**Extract provided:**
________________

After all, Kahlo survived a streetcar accident that left her infertile, immobile, and one-legged … and she kept making art.

“That’s some pretty gangster shit,” Yañez says over coffee at Muddy’s on 24th and Valencia.

Which is why, for the billboard mural, Yañez gave Kahlo a chola makeover and outfitted her in throwback ’90s gear: everything from bamboo doorknocker earrings and a 49ers jacket to bootleg Bart Simpson T-shirts and Cross Colors gear. Complementing her famous black brow, Kahlo has homeboy Diego Rivera’s name tattooed in Old English lettering across her neck, and her Communist lover Leon Trotsky’s beneath her armpit.

The “Ghetto Frida” series began in 2006 as a Flickr album. To accompany the images, Yañez wrote mock Q&As that read like parodies of rapper interviews that might appear in XXL or The Source. In the texts, Ghetto Frida starts beef with artists she accuses of appropriating her style and sensibility (like Mexican singer Lila Downs), and demands royalties for use of her image: “I’m the second most used image in Latino art, the first is the Virgen de Guadalupe … You use my image and I gotta get paid, that’s how it’s going down.”

It was in his childhood home at 26th Street and San Jose Avenue that Yañez was introduced at a young age to the work of Robert Crumb and Gilbert Shelton — legends in the underground comics scene. (Sure many of his peers could quote Spiderman or Hulk, but how many could also quote Mr. Natural and Fritz the Cat?)

Rio (foreground) and his father Rene Yañez (right) meet Robert Crumb.
Rio (foreground) and his father Rene Yañez (right) meet Robert Crumb.

“My dad was a comic book nerd. He had a huge collection of underground comic books,” Yañez says. “When I went to kindergarten I was ahead of the curve in terms of reading because of my parents’ comic book collection.”

Yañez attended the San Francisco Community Alternative School and then Lowell High School before pursuing photography at City College and Cal Arts in Los Angeles.

His parents have been movers and shakers in the Chicano arts movement since the 1970s. His mother, Yolanda Lopez, is a painter who famously (and controversially) depicted herself as the Virgin of Guadalupe in 1978. Rene Yañez is one of the original founders and former artistic director of Galería de la Raza, and current curator at SOMArts Cultural Center, where Rio also works part time.

As a child, he absorbed his parents’ cultural influences but also buried himself in X-Men and Justice League comics.

“I was caught between two worlds. In some ways I identified as Chicano. I grew up definitely politically conscious and aware of the arts. But at the same time I was a big comic book nerd.” Yanez says. “Those two worlds didn’t often intersect.”

Despite a strong connection to his Mexican heritage, Yañez says he was never drawn to Mexican comics. He found the crime and romance plots formulaic; the aesthetics rigid and pedestrian.

“There were so many surreal and colorful and outlandish things going on in mainstream American comics in the ’90s [that Mexican comics] just held no interest.”

But in developing his own comics series, Mexican icon Frida Kahlo did interest him.

At the time Yañez was conceiving his Ghetto Frida character, New York rapper 50 Cent was one of the biggest names in hip-hop. The fact that 50 Cent was shot nine times and survived assured his street credibility and gangster status. Yañez saw a connection between the two urban legends, and wondered, “If [Frida] were around today, what would public perceptions of her be?”

________________

**Extracted information:**

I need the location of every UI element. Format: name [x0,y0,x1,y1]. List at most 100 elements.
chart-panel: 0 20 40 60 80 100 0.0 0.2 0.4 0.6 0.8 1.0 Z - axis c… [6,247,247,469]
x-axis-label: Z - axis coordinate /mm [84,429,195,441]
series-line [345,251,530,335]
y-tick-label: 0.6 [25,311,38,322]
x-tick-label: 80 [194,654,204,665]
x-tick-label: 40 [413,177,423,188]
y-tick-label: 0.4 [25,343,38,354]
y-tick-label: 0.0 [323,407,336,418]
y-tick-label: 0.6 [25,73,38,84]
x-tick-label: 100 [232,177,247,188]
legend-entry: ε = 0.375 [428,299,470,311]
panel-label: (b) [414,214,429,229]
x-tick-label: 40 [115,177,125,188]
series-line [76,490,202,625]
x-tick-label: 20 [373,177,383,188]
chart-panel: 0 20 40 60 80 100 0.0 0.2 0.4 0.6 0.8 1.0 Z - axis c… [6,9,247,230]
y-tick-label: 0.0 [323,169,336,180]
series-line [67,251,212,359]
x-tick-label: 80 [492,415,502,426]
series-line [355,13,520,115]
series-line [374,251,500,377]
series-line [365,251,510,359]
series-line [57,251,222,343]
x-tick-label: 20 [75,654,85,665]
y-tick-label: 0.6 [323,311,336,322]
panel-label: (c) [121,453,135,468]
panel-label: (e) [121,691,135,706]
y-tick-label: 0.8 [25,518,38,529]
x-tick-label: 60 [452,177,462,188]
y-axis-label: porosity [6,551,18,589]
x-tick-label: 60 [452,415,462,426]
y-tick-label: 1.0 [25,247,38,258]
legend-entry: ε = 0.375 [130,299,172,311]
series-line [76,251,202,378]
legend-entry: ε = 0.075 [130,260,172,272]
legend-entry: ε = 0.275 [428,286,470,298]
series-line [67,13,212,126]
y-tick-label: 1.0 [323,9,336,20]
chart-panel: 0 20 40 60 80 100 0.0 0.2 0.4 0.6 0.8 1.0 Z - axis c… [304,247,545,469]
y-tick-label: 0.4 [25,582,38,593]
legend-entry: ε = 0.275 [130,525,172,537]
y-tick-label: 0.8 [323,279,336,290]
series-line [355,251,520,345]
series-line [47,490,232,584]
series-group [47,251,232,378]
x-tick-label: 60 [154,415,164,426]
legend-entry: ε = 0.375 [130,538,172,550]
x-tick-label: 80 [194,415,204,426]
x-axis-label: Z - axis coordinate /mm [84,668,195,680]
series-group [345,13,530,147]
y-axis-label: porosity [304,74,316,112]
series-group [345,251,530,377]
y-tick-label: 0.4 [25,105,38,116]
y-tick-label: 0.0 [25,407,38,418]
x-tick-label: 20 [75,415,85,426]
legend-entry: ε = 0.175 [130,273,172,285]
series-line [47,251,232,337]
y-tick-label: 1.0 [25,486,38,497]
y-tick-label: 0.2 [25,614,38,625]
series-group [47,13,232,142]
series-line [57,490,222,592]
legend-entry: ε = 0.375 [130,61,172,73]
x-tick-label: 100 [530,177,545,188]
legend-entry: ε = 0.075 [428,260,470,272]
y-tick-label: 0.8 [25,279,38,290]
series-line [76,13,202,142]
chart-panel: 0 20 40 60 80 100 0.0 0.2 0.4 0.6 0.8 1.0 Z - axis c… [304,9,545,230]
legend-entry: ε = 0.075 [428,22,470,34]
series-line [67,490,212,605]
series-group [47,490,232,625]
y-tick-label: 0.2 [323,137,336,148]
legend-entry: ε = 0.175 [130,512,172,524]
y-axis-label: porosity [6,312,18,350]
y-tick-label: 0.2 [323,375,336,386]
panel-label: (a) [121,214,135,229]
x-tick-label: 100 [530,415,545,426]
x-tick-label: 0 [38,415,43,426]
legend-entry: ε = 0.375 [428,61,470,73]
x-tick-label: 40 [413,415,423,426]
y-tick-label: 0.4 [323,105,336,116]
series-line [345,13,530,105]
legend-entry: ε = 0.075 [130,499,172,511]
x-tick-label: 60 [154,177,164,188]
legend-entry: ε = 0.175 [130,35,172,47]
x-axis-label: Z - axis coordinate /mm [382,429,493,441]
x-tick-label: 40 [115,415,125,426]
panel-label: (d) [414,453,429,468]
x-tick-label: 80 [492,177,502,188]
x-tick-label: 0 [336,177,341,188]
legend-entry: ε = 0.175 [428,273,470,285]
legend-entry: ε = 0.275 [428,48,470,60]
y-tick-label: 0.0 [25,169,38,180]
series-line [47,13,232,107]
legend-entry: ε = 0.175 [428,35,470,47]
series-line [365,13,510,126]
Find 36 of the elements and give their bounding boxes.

________________

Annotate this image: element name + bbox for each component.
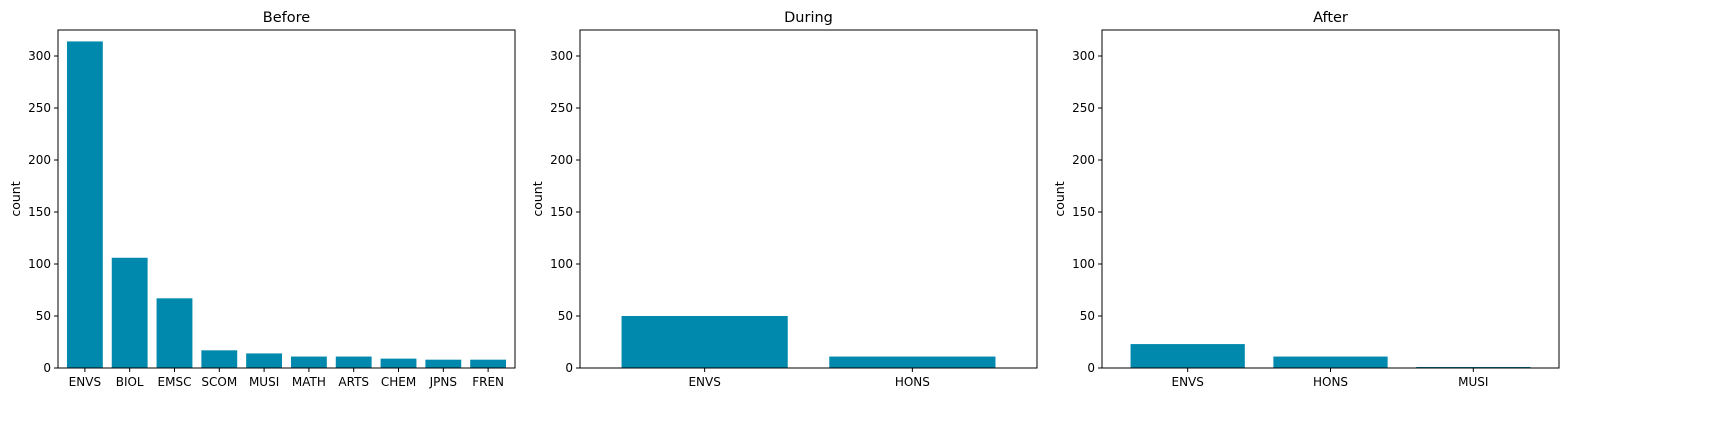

________________

**Work instructions:** Repeat the stretch from "His parents have" through "Justice League comics." in the excerpt on the Ghetto Frida series, changing "SOMArts Cultural Center" to "SOMArts".

**Exercise response:**
His parents have been movers and shakers in the Chicano arts movement since the 1970s. His mother, Yolanda Lopez, is a painter who famously (and controversially) depicted herself as the Virgin of Guadalupe in 1978. Rene Yañez is one of the original founders and former artistic director of Galería de la Raza, and current curator at SOMArts, where Rio also works part time.

As a child, he absorbed his parents’ cultural influences but also buried himself in X-Men and Justice League comics.